**EXTRACTED INFORMATION**
+++++
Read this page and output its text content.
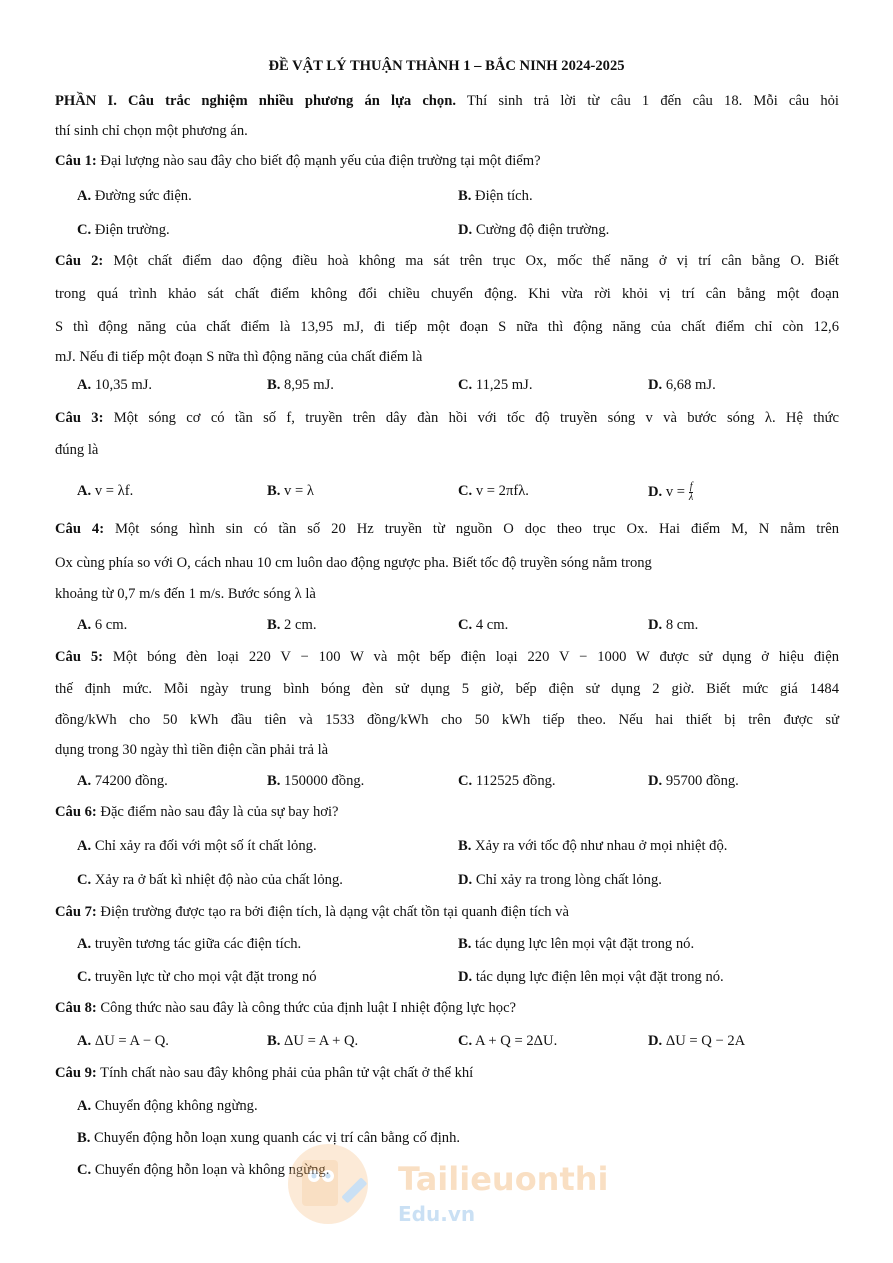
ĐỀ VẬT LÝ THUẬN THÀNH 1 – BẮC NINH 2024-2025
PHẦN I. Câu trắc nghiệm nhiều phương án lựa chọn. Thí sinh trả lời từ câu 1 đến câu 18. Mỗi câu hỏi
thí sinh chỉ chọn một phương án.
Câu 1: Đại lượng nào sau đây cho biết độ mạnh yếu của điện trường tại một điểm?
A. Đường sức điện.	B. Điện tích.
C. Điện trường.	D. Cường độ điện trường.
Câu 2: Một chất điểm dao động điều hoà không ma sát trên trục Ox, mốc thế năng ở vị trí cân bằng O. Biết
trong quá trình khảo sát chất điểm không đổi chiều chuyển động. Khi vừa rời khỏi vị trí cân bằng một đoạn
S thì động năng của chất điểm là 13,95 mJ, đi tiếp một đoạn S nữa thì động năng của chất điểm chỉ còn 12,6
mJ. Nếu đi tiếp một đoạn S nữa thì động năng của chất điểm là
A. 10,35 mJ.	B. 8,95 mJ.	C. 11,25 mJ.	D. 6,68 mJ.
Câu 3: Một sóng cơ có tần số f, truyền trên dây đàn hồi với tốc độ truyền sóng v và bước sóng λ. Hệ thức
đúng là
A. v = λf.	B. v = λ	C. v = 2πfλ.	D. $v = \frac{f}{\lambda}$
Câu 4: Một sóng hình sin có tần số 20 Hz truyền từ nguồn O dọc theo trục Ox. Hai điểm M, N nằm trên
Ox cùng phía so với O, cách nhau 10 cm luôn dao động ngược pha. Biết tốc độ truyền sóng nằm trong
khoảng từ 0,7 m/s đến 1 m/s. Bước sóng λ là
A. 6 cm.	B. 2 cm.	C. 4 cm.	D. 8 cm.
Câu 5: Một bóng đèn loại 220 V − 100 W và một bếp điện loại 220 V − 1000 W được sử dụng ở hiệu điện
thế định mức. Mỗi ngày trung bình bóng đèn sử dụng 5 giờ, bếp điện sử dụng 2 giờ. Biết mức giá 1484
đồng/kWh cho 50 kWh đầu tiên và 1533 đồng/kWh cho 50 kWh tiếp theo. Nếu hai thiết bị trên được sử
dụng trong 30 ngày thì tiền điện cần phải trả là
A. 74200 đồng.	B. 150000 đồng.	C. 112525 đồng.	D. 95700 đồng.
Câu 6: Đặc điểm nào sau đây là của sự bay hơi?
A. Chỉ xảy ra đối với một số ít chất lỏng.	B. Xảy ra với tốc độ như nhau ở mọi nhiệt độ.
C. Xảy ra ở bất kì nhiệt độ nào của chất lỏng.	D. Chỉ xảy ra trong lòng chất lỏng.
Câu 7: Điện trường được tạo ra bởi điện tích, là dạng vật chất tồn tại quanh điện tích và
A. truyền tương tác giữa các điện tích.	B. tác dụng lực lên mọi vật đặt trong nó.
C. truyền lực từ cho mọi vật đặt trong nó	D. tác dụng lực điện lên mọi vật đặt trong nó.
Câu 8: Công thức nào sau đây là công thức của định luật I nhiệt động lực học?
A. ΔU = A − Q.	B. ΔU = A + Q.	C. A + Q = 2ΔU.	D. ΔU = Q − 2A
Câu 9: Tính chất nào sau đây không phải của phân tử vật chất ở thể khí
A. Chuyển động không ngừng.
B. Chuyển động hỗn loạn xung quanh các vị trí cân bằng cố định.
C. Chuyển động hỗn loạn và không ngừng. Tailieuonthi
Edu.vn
+++++
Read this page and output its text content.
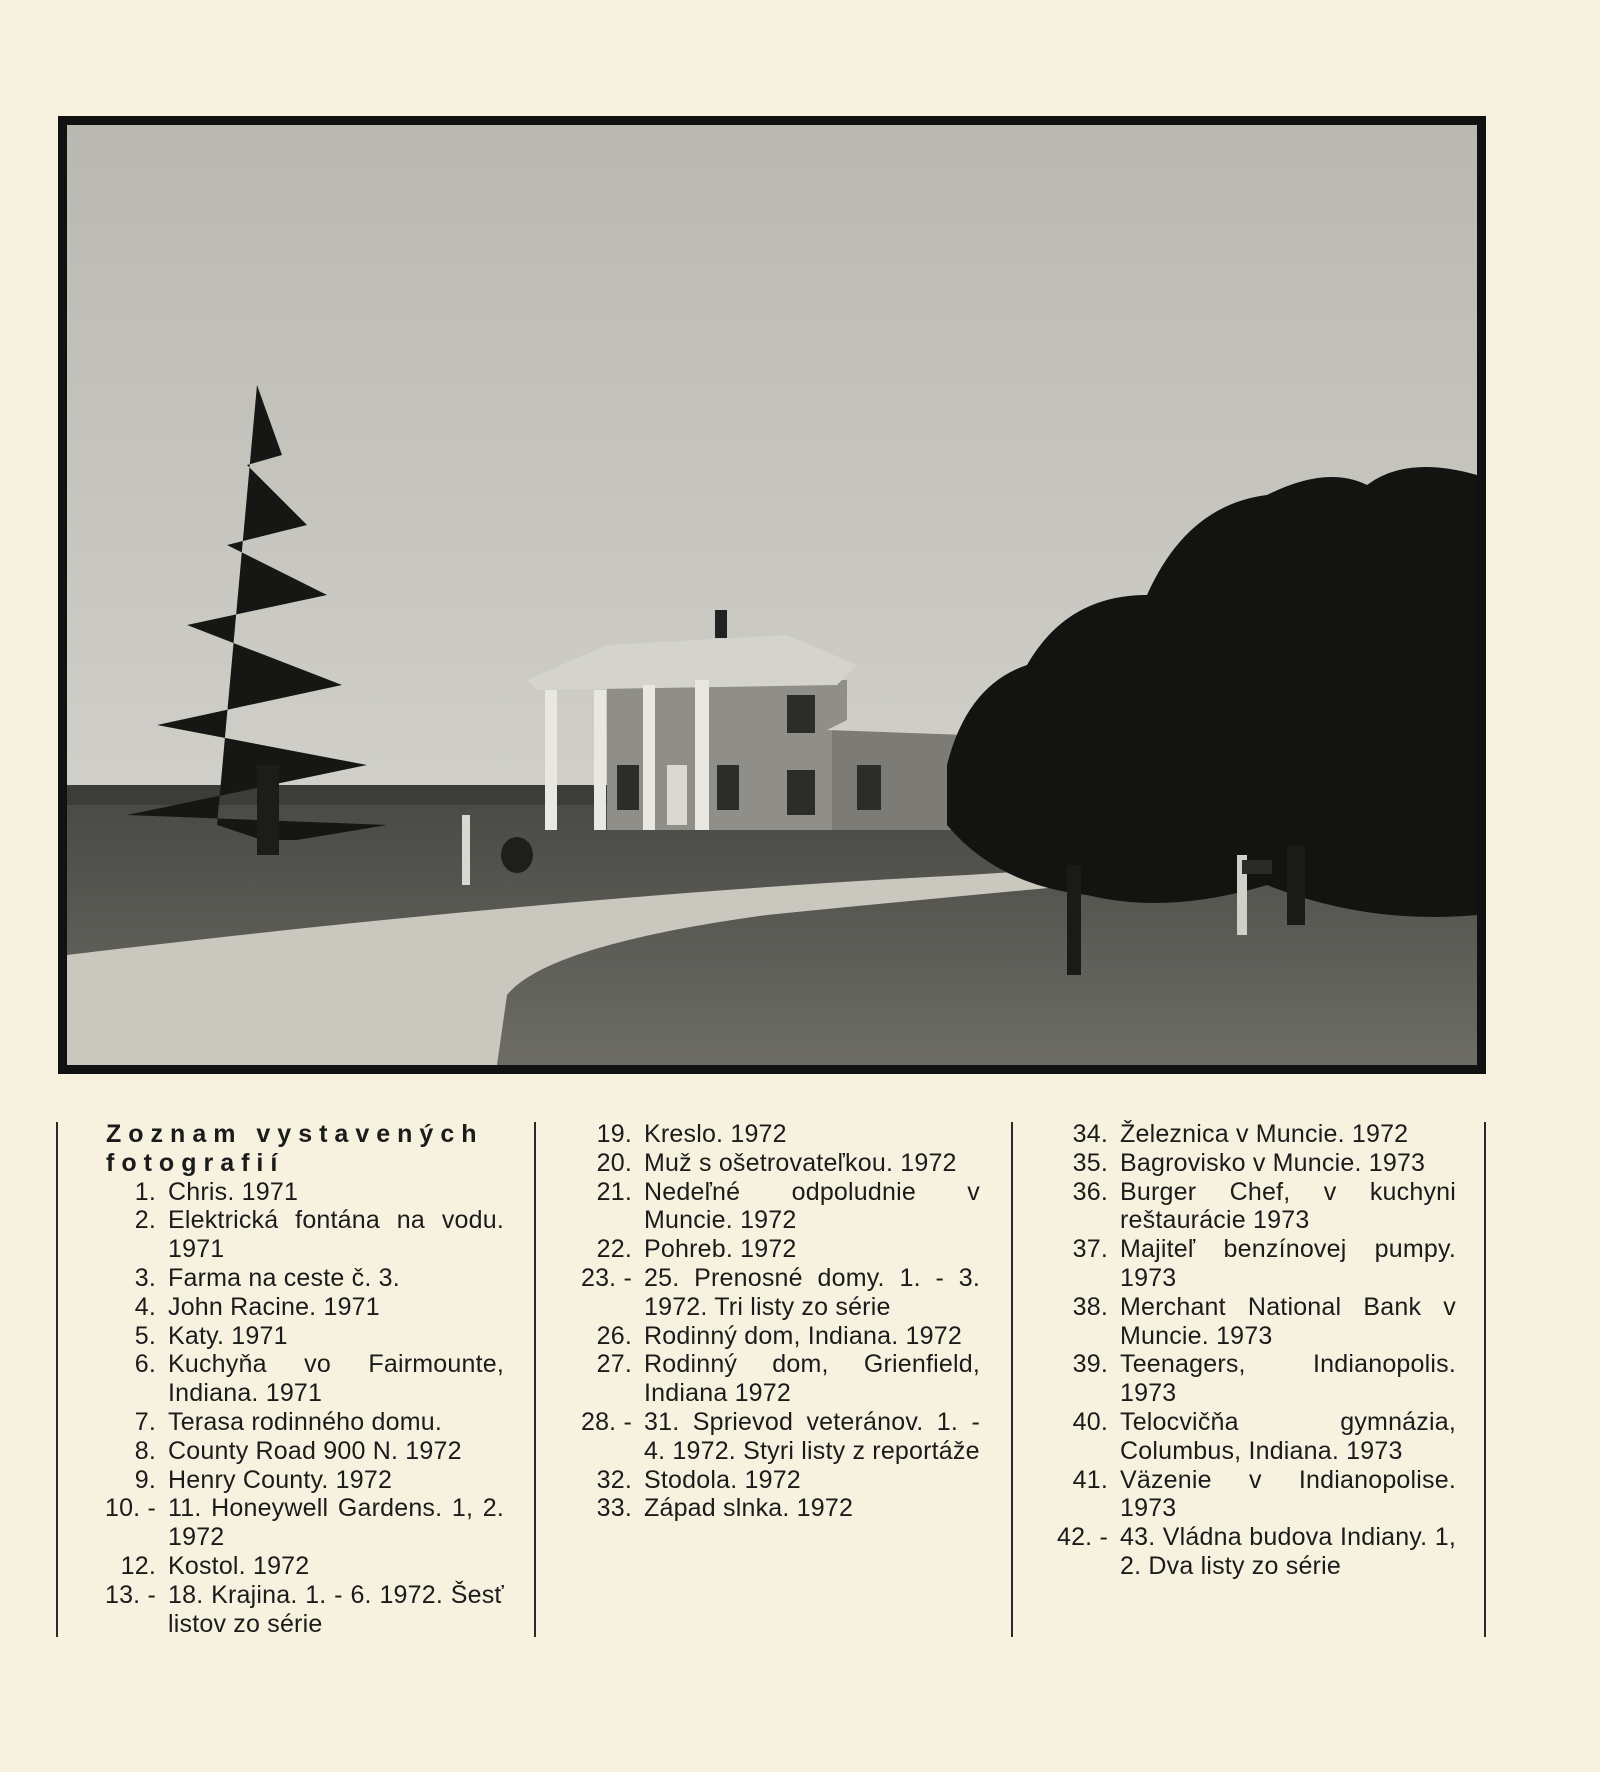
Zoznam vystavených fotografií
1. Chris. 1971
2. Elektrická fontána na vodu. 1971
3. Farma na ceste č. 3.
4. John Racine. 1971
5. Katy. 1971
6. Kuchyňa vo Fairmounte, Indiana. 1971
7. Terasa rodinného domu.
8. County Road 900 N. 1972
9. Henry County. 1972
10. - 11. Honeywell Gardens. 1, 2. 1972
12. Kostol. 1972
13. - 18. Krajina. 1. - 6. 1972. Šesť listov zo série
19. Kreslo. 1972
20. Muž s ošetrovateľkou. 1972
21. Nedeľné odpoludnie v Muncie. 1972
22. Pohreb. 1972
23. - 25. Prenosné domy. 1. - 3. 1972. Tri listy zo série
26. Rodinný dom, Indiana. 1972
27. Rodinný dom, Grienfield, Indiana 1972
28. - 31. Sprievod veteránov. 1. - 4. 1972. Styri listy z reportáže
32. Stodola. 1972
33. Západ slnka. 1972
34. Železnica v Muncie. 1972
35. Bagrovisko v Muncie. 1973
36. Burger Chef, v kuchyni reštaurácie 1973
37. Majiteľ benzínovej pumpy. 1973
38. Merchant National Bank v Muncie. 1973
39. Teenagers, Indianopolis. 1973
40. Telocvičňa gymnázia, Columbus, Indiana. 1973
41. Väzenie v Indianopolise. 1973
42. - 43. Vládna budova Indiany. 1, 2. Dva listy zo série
+++++
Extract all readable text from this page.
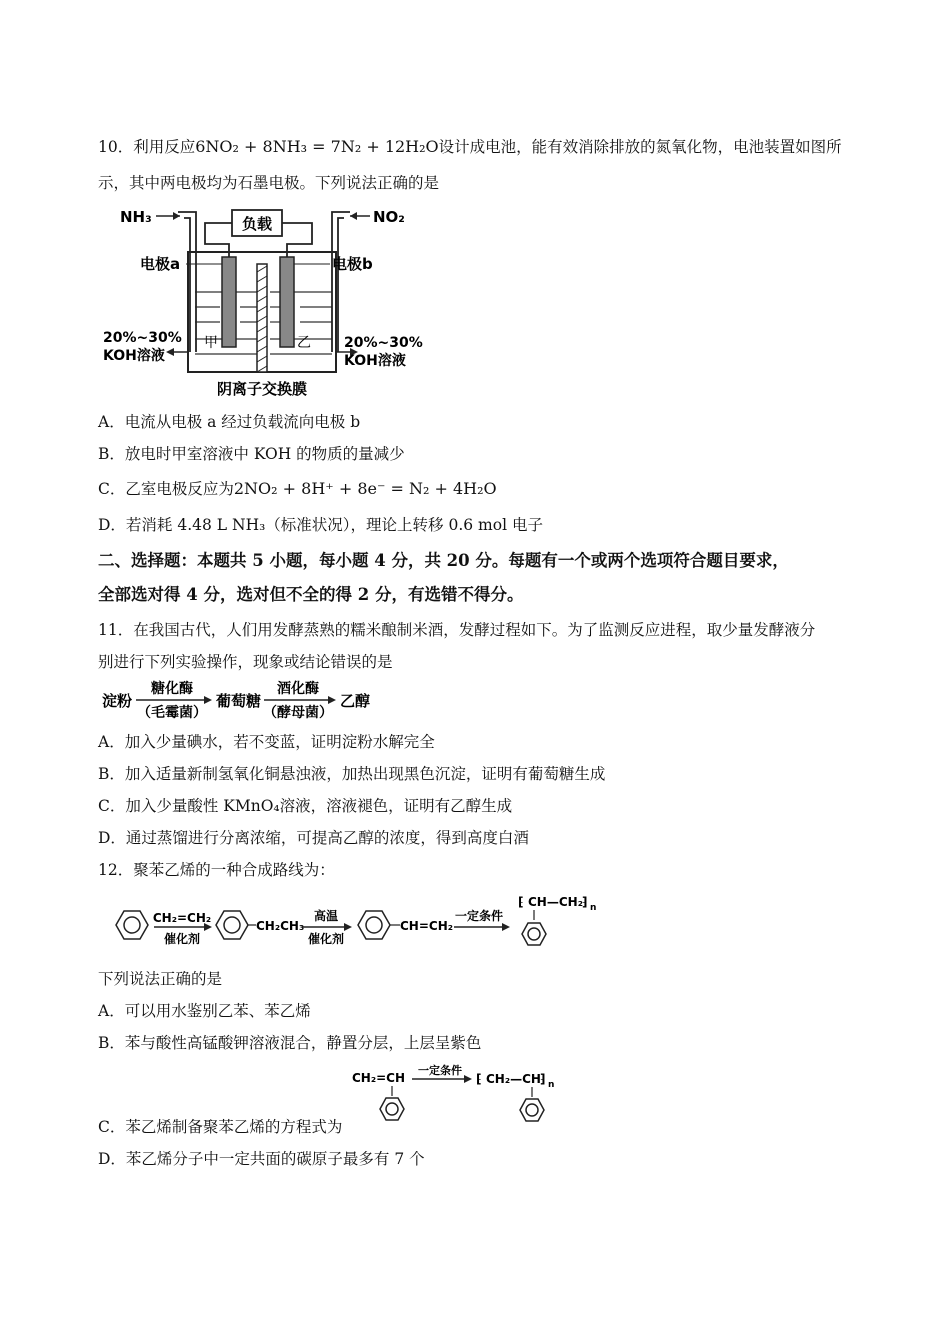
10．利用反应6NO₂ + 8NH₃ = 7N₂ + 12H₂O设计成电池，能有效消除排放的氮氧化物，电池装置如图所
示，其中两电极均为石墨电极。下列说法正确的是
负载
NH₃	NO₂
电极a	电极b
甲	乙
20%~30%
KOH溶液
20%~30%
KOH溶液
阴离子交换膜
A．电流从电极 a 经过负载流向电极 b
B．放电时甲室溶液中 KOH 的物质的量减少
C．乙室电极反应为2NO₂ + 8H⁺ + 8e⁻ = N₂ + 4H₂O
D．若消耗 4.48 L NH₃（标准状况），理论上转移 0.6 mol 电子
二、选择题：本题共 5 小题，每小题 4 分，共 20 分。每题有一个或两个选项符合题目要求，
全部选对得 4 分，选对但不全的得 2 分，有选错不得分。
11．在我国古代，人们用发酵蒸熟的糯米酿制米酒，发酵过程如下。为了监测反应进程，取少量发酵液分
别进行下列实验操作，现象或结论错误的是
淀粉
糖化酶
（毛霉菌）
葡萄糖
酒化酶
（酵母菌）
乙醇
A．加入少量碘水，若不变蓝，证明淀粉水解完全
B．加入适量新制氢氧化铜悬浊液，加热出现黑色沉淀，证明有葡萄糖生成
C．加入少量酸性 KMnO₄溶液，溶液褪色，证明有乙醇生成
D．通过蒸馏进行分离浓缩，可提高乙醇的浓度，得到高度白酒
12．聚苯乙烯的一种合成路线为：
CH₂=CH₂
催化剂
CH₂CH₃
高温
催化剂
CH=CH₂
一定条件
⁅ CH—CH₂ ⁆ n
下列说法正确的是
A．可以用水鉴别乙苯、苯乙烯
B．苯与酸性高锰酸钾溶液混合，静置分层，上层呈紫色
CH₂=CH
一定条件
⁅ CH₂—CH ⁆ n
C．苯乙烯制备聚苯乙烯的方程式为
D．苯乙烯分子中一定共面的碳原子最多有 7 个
+++++
**THE EXERCISE**
Scan the listing above and copy all lines containing the word "tích".

**EXERCISE ANSWER**
A. Đường sức điện.	B. Điện tích.
Câu 7: Điện trường được tạo ra bởi điện tích, là dạng vật chất tồn tại quanh điện tích và
A. truyền tương tác giữa các điện tích.	B. tác dụng lực lên mọi vật đặt trong nó.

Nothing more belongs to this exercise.